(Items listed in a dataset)

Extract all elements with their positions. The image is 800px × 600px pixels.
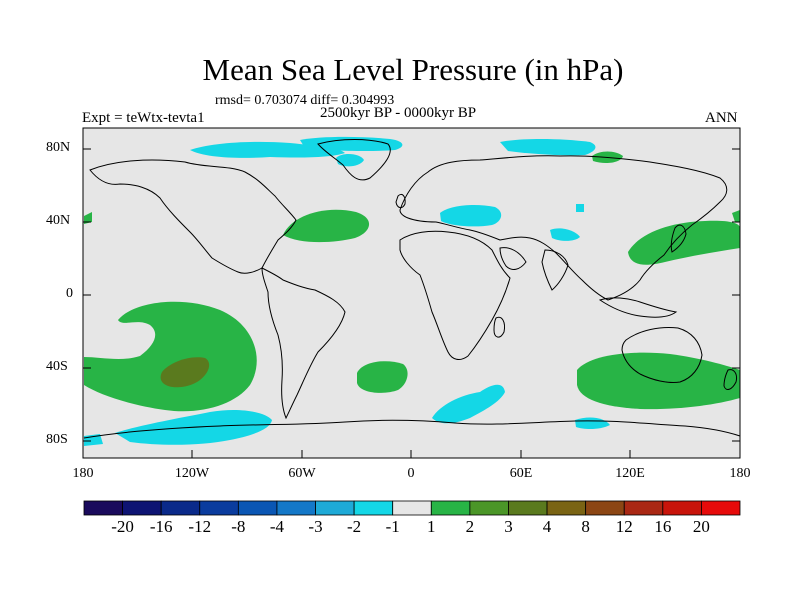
colorbar-swatch	[315, 500, 355, 516]
anomaly-region-small-patch	[576, 204, 584, 212]
colorbar-label: 8	[581, 517, 590, 536]
season-label: ANN	[705, 110, 738, 126]
colorbar-label: 12	[615, 517, 633, 536]
y-tick-40S: 40S	[46, 359, 68, 374]
colorbar-label: 1	[427, 517, 436, 536]
colorbar-swatch	[623, 500, 664, 516]
colorbar-label: 4	[542, 517, 552, 536]
colorbar-swatch	[392, 500, 432, 516]
coastlines	[83, 139, 741, 439]
colorbar-swatch	[701, 500, 741, 516]
anomaly-region-south-pacific-core	[160, 357, 210, 388]
y-tick-0: 0	[66, 286, 73, 301]
colorbar-swatch	[546, 500, 587, 516]
y-tick-80S: 80S	[46, 432, 68, 447]
x-tick-0: 0	[407, 466, 415, 481]
colorbar-label: -1	[385, 517, 400, 536]
colorbar-swatch	[160, 500, 201, 516]
anomaly-region-arctic-siberia	[500, 139, 596, 156]
anomaly-region-southern-ocean-atlantic	[432, 384, 505, 424]
x-tick-60W: 60W	[288, 466, 316, 481]
y-axis-ticks	[83, 148, 740, 442]
colorbar-label: -16	[149, 517, 173, 536]
colorbar-swatch	[430, 500, 471, 516]
colorbar-swatch	[508, 500, 548, 516]
colorbar-label: 20	[692, 517, 710, 536]
colorbar-label: -4	[269, 517, 285, 536]
colorbar-swatch	[469, 500, 509, 516]
anomaly-region-southwest-indian	[84, 212, 92, 224]
map-title: Mean Sea Level Pressure (in hPa)	[202, 52, 624, 87]
x-tick-120E: 120E	[615, 466, 645, 481]
x-tick-60E: 60E	[509, 466, 533, 481]
anomaly-region-south-pacific	[84, 301, 257, 412]
colorbar-swatch	[199, 500, 239, 516]
colorbar-label: 2	[465, 517, 475, 536]
colorbar-label: -2	[347, 517, 362, 536]
experiment-label: Expt = teWtx-tevta1	[82, 110, 205, 126]
anomaly-region-north-pacific	[628, 220, 740, 265]
colorbar-swatch	[276, 500, 316, 516]
period-text: 2500kyr BP - 0000kyr BP	[320, 105, 477, 121]
x-tick-180-east: 180	[729, 466, 751, 481]
anomaly-region-central-asia	[550, 228, 580, 241]
colorbar-label: 16	[654, 517, 672, 536]
colorbar-label: -3	[308, 517, 323, 536]
x-tick-180-west: 180	[72, 466, 94, 481]
colorbar-swatch	[585, 500, 625, 516]
colorbar-label: -20	[111, 517, 134, 536]
stats-text: rmsd= 0.703074 diff= 0.304993	[215, 93, 395, 108]
colorbar-label: 3	[504, 517, 513, 536]
x-tick-120W: 120W	[174, 466, 210, 481]
colorbar-label: -12	[188, 517, 212, 536]
anomaly-region-east-asia-coast	[732, 210, 740, 222]
colorbar-swatch	[353, 500, 394, 516]
y-tick-40N: 40N	[46, 213, 71, 228]
anomaly-region-labrador	[336, 154, 364, 167]
x-axis-ticks	[82, 450, 741, 458]
anomaly-region-mediterranean	[440, 205, 502, 227]
anomaly-region-arctic-north	[300, 136, 403, 152]
anomaly-region-south-atlantic	[357, 361, 408, 393]
colorbar-swatch	[662, 500, 702, 516]
anomaly-region-north-atlantic	[283, 209, 370, 243]
colorbar-swatch	[237, 500, 278, 516]
y-tick-80N: 80N	[46, 140, 71, 155]
colorbar-label: -8	[231, 517, 246, 536]
colorbar-swatch	[83, 500, 123, 516]
colorbar-swatch	[122, 500, 162, 516]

◆ What you have to do
Render the stretch from the line containing "500, 355, 516]" through the line containing "500, 432, 516]" as a JSON list of strings, one string per line, leaving out any blank lines.

◆ Answer to the problem
[
  "colorbar-swatch\t[315, 500, 355, 516]",
  "anomaly-region-small-patch\t[576, 204, 584, 212]",
  "colorbar-label: 8\t[581, 517, 590, 536]",
  "season-label: ANN\t[705, 110, 738, 126]",
  "colorbar-label: 12\t[615, 517, 633, 536]",
  "y-tick-40S: 40S\t[46, 359, 68, 374]",
  "colorbar-label: 1\t[427, 517, 436, 536]",
  "colorbar-swatch\t[623, 500, 664, 516]",
  "colorbar-label: 4\t[542, 517, 552, 536]",
  "colorbar-swatch\t[392, 500, 432, 516]"
]